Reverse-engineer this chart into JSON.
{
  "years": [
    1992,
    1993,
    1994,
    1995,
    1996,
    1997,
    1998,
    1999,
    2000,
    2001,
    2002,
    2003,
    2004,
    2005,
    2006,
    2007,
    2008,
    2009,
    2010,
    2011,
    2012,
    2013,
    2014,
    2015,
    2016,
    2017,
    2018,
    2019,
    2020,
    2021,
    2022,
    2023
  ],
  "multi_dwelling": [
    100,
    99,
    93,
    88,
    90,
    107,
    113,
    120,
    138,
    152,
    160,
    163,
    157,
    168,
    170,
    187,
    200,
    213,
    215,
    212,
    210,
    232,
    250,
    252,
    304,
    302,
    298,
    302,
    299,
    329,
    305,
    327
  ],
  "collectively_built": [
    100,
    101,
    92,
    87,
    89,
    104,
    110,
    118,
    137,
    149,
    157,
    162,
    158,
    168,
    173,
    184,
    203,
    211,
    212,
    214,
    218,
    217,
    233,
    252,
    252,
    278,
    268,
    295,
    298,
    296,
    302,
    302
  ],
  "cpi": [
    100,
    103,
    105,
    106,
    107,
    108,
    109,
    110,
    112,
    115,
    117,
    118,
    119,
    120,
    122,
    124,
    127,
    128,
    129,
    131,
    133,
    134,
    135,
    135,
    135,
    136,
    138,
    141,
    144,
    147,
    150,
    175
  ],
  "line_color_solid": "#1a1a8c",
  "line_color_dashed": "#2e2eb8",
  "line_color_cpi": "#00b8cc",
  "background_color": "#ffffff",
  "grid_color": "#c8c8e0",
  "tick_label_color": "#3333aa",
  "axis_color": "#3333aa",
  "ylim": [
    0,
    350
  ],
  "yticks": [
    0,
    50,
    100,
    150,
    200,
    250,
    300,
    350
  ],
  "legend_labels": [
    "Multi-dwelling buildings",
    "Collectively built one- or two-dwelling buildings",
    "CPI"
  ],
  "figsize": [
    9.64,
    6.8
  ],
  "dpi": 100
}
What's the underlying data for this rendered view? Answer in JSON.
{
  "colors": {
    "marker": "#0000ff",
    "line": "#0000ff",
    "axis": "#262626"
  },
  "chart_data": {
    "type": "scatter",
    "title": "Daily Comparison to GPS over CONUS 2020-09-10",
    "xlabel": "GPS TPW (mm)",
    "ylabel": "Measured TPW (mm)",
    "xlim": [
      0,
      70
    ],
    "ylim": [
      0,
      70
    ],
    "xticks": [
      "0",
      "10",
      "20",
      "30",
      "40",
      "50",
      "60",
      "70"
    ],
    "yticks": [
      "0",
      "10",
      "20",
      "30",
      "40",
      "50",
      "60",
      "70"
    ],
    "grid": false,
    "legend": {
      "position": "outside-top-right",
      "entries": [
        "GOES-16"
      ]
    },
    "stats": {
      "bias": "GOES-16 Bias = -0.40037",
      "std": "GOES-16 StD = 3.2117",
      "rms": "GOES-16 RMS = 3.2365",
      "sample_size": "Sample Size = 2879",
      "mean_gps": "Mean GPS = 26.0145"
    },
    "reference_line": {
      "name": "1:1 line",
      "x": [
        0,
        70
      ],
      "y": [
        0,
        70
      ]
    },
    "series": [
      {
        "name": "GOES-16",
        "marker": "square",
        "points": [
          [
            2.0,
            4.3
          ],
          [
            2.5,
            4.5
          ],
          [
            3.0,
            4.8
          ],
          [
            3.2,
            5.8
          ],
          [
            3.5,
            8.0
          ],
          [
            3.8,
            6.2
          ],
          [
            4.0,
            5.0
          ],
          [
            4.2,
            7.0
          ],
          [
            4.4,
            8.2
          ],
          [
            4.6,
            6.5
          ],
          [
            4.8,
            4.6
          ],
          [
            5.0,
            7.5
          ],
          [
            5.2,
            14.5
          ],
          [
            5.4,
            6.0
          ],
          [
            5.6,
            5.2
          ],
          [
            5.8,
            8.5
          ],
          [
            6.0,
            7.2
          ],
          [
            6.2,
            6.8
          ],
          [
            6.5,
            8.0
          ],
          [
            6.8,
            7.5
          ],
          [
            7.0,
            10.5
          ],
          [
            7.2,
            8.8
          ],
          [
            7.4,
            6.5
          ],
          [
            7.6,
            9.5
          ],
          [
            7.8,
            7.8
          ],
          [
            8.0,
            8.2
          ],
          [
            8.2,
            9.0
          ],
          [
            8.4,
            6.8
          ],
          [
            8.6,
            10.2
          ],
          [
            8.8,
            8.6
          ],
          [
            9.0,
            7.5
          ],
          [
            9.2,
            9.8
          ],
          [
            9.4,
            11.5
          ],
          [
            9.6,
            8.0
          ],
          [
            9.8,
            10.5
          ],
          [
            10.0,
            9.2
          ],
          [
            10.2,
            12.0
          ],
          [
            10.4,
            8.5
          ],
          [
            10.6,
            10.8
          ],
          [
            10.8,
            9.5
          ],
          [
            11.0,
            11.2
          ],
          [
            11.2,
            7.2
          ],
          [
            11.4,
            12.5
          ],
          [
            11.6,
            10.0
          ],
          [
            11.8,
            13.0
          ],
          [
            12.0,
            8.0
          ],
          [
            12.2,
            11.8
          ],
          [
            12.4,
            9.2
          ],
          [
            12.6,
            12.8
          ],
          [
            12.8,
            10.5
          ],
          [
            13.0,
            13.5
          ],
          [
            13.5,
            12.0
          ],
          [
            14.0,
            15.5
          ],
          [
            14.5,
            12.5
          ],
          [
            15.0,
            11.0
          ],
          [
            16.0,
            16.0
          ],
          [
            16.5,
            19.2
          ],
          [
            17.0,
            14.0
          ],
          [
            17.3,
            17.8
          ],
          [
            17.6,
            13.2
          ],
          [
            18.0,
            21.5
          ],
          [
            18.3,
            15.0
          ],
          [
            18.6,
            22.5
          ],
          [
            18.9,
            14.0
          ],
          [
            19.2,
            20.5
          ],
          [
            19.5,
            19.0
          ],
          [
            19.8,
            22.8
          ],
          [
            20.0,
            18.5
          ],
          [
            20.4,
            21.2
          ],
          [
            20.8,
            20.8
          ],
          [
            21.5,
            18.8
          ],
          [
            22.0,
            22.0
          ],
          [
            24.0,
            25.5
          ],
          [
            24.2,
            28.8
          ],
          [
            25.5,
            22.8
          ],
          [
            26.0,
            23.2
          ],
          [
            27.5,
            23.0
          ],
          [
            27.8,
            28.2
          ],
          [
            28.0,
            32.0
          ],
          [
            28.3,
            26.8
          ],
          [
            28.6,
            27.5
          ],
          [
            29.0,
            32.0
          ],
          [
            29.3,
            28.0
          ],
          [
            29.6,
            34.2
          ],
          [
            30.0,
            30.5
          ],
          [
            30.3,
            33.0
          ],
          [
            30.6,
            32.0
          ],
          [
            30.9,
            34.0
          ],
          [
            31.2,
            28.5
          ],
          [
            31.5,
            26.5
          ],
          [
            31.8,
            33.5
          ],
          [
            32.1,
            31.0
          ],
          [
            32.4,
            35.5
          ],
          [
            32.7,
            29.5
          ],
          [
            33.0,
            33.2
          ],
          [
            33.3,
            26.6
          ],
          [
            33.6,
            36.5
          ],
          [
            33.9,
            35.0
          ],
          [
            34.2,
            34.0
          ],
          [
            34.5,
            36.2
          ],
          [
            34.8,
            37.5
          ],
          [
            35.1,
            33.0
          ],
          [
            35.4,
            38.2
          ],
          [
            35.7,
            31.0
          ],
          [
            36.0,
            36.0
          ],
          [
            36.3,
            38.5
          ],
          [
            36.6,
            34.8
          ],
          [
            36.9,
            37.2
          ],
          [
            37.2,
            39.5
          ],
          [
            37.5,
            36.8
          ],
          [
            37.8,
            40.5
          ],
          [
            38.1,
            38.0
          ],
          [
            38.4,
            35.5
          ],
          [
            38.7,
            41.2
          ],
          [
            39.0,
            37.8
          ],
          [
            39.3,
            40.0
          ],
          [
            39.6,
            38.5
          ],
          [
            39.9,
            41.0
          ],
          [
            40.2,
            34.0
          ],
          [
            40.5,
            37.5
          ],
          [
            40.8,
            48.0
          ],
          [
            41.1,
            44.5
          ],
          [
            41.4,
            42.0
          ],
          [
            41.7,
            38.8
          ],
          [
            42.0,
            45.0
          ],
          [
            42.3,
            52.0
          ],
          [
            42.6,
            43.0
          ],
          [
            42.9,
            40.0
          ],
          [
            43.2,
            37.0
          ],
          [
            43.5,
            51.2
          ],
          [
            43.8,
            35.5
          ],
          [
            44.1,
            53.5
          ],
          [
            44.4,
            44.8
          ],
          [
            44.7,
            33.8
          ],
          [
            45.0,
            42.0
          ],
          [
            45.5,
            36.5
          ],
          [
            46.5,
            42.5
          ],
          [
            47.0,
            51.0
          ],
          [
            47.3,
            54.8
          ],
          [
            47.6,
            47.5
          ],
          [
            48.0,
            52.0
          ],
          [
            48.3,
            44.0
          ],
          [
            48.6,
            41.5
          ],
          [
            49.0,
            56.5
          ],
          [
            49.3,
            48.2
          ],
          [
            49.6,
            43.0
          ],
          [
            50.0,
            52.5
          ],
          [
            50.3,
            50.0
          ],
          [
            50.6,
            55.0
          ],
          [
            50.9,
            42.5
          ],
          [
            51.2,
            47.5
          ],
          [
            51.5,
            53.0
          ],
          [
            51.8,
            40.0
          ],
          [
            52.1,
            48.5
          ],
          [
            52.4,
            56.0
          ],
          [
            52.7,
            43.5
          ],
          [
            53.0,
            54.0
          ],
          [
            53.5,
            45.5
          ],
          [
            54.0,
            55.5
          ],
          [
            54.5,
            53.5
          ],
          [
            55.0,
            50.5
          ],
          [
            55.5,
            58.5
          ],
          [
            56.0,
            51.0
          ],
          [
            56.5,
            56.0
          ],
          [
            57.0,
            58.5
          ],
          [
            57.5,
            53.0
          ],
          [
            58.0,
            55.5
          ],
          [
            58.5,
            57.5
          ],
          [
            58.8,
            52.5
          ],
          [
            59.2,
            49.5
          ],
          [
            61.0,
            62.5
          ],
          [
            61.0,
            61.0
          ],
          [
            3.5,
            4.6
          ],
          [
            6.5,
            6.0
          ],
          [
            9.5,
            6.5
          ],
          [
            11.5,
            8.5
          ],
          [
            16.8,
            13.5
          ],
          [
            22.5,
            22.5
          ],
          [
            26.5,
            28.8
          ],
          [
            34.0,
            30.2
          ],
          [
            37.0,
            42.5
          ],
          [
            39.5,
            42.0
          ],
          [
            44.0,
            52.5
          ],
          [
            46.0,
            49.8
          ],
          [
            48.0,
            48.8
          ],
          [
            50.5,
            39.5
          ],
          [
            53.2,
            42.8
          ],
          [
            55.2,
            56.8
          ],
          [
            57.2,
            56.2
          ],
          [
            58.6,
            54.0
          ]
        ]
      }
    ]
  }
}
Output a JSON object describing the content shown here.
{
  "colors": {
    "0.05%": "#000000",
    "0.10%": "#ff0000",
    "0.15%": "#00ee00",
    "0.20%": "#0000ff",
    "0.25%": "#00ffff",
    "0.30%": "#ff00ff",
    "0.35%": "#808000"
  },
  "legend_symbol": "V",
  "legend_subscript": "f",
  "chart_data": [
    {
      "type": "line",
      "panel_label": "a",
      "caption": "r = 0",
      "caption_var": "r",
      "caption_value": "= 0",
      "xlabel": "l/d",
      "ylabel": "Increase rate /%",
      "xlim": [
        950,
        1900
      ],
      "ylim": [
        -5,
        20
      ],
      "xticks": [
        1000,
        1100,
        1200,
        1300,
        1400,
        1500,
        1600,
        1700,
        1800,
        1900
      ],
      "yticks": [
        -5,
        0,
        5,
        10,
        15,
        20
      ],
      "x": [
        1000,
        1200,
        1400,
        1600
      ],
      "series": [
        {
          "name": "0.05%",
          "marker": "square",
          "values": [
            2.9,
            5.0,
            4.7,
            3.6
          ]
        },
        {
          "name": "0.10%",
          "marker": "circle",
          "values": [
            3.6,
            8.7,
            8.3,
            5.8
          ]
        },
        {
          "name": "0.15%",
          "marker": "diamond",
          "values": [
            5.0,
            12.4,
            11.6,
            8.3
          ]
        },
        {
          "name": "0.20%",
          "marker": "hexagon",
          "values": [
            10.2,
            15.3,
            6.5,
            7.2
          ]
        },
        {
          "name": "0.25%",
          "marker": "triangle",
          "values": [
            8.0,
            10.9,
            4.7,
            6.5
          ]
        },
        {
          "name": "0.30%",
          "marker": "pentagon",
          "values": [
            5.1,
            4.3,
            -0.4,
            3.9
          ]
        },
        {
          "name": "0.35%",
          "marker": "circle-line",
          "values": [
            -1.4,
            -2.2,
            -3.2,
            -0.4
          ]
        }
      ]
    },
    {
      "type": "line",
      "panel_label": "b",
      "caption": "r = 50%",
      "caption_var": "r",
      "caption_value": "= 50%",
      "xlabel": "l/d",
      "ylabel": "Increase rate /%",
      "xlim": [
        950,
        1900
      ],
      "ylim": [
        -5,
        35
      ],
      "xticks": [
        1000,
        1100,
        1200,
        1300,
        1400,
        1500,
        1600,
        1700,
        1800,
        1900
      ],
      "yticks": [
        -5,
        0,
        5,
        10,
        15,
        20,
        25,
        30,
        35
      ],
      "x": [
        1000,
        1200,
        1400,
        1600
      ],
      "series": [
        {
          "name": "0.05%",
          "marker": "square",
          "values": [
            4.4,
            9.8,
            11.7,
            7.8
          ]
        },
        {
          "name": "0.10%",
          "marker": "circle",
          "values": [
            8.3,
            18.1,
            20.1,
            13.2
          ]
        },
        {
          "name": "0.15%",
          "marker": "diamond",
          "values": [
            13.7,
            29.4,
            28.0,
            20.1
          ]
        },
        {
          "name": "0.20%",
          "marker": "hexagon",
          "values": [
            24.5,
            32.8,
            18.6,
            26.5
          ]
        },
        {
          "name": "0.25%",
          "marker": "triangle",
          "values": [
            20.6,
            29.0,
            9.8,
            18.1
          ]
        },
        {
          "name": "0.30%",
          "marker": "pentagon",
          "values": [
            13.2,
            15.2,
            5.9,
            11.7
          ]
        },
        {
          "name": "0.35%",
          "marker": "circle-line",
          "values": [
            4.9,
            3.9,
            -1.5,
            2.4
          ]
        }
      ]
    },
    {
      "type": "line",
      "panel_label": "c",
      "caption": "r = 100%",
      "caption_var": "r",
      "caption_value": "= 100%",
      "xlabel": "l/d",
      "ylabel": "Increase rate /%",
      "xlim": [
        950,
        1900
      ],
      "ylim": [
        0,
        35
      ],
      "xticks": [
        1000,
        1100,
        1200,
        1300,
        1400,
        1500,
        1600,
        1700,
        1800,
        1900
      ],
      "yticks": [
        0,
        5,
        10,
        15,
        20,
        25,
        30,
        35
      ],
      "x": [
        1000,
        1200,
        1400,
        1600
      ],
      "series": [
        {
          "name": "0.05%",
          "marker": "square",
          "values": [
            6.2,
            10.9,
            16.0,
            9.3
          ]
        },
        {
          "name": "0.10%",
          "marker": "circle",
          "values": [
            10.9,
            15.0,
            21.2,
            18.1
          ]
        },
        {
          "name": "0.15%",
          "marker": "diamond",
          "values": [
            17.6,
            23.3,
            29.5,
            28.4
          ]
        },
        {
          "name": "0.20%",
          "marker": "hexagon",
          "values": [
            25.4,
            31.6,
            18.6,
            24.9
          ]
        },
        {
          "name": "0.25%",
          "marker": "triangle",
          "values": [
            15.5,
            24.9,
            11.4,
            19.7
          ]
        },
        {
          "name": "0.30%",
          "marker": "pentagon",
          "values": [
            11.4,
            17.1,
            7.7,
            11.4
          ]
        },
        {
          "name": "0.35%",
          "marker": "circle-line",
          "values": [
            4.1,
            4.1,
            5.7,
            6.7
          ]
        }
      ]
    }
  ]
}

------------------------------

§ Task goal:
Filter the records above for lines containing the word "buildings", and copy those lines.

§ Exercise output:
    "Multi-dwelling buildings",
    "Collectively built one- or two-dwelling buildings",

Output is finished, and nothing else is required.